#### Extrait de page

Reste la question de la culture. Dans une entreprise où la hiérarchie valorise la conformité, le chef de projet doit créer une « micro-culture » (3) à l’intérieur du périmètre projet : un îlot qui prouve, par les résultats, la pertinence de la collaboration. Les recherches montrent que l’impact se mesure rapidement : chiffre d’affaires incrémental, marge supérieure, satisfaction client accrue ; ces métriques, communiquées tôt et fort, transforment l’exemplarité locale en argument stratégique. Elles permettent ensuite de négocier plus d’autonomie et de ressources pour les équipes suivantes.

En définitive, cultiver l’esprit de collaboration n’est ni un luxe ni un supplément d’âme ; c’est la réponse la plus rationnelle à la complexité des problèmes contemporains. L’équipe « Polaris » démontre qu’une vision partagée, ritualisée par des interactions sécurisées, démultiplie la vitesse et la pertinence de la solution. L’équipe « Segmenta » rappelle qu’aucun niveau d’expertise ne compense l’absence de relation. Entre les deux scénarios, il y a la main du chef de projet : s’il sait architecturer la confiance, arbitrer les priorités et célébrer les liens autant que les livrables, il transforme la diversité en avantage concurrentiel. Faute de quoi, la diversité reste un inventaire de différences inutilisées, alimentant frustrations et surcoûts. Favoriser un esprit de collaboration revient donc à décider, chaque jour, que la relation est un investissement productif, pas un supplément de réunion ; c’est choisir de faire de l’équipe le lieu où la connaissance se rencontre, se contredit et, finalement, s’améliore. À l’heure où les organisations cherchent à innover plus vite tout en préservant l’engagement des talents, ce choix n’est plus seulement vertueux ; il est vital.

########

## Consignes
a: D'après l'extrait de page, pourquoi le chef de projet a-t-il intérêt à communiquer tôt et fort les métriques d'impact de sa « micro-culture » ? Répondez en une à trois phrases.
b: Recopiez les lignes des enregistrements, depuis le début jusqu'à la ligne contenant « Give bounding boxes », celle-ci comprise. Omettez les images.

#### Enregistrements fournis

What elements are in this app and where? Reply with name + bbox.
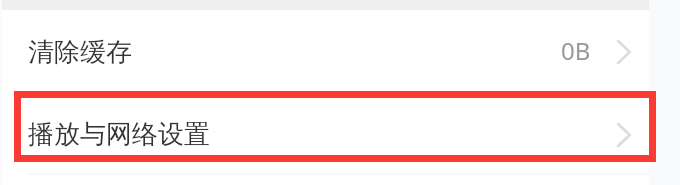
staticText: 0B xyxy=(561,34,591,67)
staticText: 播放与网络设置 xyxy=(28,118,210,151)
button[interactable]: 播放与网络设置 xyxy=(2,92,649,173)
button[interactable]: 清除缓存 xyxy=(2,10,649,92)
other: 清除缓存 xyxy=(616,39,631,65)
other: 播放与网络设置 xyxy=(616,122,631,148)
staticText: 清除缓存 xyxy=(28,36,132,69)
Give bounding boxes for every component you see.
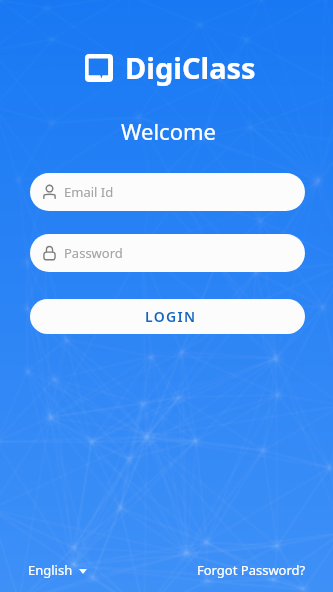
staticText: English — [28, 561, 73, 579]
staticText: LOGIN — [145, 307, 197, 326]
staticText: Welcome — [121, 116, 216, 146]
button[interactable]: Email Id — [30, 173, 305, 211]
staticText: Password — [64, 244, 123, 262]
button[interactable]: LOGIN — [30, 299, 305, 334]
staticText: Email Id — [64, 183, 114, 201]
button[interactable]: Forgot Password? — [191, 555, 312, 585]
other: Change language — [79, 569, 87, 574]
button[interactable]: Password — [30, 234, 305, 272]
staticText: DigiClass — [125, 48, 256, 87]
staticText: Forgot Password? — [197, 561, 306, 579]
button[interactable]: English — [22, 555, 93, 585]
other: DigiClass logo — [85, 54, 113, 82]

########

## Corrigés
a: Communiquées tôt et fort, ces métriques (chiffre d'affaires incrémental, marge supérieure, satisfaction client accrue) transforment l'exemplarité locale en argument stratégique. Elles permettent ensuite de négocier plus d'autonomie et de ressources pour les équipes suivantes.

b:
What elements are in this app and where? Reply with name + bbox.
staticText: 0B xyxy=(561,34,591,67)
staticText: 播放与网络设置 xyxy=(28,118,210,151)
button[interactable]: 播放与网络设置 xyxy=(2,92,649,173)
button[interactable]: 清除缓存 xyxy=(2,10,649,92)
other: 清除缓存 xyxy=(616,39,631,65)
other: 播放与网络设置 xyxy=(616,122,631,148)
staticText: 清除缓存 xyxy=(28,36,132,69)
Give bounding boxes for every component you see.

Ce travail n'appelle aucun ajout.